BRIEF: Extract, exactly as written, all lines of the material below from the line that includes "OCR this image." through its last line.
## START GIVEN DATA
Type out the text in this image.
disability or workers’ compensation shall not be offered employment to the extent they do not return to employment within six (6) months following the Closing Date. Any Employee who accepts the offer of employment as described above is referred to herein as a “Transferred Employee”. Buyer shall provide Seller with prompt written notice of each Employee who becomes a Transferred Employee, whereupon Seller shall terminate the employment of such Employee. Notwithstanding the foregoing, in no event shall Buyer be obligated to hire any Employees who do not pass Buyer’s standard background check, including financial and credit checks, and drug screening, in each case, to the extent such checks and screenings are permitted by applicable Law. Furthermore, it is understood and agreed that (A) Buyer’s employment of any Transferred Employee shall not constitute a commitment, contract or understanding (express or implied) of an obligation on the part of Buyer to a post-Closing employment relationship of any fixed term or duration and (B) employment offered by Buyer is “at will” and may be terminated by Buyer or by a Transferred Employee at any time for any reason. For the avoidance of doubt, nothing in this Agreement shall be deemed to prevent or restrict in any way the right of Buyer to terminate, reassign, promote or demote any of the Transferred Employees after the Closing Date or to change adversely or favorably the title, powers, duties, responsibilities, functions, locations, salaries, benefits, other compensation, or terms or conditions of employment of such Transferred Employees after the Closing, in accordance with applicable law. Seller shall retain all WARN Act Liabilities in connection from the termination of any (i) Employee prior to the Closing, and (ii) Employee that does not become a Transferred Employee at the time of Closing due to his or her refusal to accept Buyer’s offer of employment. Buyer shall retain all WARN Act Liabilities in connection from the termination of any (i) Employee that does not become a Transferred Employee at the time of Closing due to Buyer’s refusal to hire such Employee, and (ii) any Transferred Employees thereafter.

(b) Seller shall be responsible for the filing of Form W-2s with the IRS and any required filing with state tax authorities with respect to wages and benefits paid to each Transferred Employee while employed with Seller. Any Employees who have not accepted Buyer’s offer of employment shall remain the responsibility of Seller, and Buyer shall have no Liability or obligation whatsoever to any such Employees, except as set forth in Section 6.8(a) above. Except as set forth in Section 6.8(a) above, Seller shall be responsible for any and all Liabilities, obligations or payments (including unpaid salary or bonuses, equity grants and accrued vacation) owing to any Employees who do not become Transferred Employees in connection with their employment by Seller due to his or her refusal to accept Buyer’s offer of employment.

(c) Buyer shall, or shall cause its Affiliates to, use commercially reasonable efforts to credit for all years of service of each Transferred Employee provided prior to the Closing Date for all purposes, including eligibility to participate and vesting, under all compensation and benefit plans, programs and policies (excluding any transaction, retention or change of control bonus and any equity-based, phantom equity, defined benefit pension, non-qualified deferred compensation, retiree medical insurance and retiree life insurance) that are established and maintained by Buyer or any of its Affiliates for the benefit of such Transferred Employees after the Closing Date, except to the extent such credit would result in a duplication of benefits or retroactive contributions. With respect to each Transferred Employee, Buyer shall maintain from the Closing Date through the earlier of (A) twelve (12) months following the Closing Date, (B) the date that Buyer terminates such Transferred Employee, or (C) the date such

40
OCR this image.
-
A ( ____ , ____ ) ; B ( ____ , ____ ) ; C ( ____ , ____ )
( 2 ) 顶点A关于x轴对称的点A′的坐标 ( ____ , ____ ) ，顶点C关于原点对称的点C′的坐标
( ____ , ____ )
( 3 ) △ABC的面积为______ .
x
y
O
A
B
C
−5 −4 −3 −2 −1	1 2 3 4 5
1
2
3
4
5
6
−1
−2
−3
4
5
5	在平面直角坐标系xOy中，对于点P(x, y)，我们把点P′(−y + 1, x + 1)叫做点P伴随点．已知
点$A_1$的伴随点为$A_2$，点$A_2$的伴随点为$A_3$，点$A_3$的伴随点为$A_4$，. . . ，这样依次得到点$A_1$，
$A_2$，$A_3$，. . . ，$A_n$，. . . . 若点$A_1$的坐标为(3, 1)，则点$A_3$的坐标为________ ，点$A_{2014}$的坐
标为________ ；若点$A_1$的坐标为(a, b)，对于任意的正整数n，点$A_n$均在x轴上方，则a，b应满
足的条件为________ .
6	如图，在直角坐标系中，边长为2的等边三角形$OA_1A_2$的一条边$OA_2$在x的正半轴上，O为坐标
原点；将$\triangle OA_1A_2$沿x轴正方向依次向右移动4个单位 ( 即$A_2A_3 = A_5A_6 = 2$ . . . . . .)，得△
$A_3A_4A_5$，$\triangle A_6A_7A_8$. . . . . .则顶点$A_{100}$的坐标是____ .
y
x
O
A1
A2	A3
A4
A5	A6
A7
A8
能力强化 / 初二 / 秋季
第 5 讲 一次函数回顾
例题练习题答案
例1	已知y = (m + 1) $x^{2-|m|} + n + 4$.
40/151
## END GIVEN DATA
ANSWER BELOW:
OCR this image.
-
A ( ____ , ____ ) ; B ( ____ , ____ ) ; C ( ____ , ____ )
( 2 ) 顶点A关于x轴对称的点A′的坐标 ( ____ , ____ ) ，顶点C关于原点对称的点C′的坐标
( ____ , ____ )
( 3 ) △ABC的面积为______ .
x
y
O
A
B
C
−5 −4 −3 −2 −1	1 2 3 4 5
1
2
3
4
5
6
−1
−2
−3
4
5
5	在平面直角坐标系xOy中，对于点P(x, y)，我们把点P′(−y + 1, x + 1)叫做点P伴随点．已知
点$A_1$的伴随点为$A_2$，点$A_2$的伴随点为$A_3$，点$A_3$的伴随点为$A_4$，. . . ，这样依次得到点$A_1$，
$A_2$，$A_3$，. . . ，$A_n$，. . . . 若点$A_1$的坐标为(3, 1)，则点$A_3$的坐标为________ ，点$A_{2014}$的坐
标为________ ；若点$A_1$的坐标为(a, b)，对于任意的正整数n，点$A_n$均在x轴上方，则a，b应满
足的条件为________ .
6	如图，在直角坐标系中，边长为2的等边三角形$OA_1A_2$的一条边$OA_2$在x的正半轴上，O为坐标
原点；将$\triangle OA_1A_2$沿x轴正方向依次向右移动4个单位 ( 即$A_2A_3 = A_5A_6 = 2$ . . . . . .)，得△
$A_3A_4A_5$，$\triangle A_6A_7A_8$. . . . . .则顶点$A_{100}$的坐标是____ .
y
x
O
A1
A2	A3
A4
A5	A6
A7
A8
能力强化 / 初二 / 秋季
第 5 讲 一次函数回顾
例题练习题答案
例1	已知y = (m + 1) $x^{2-|m|} + n + 4$.
40/151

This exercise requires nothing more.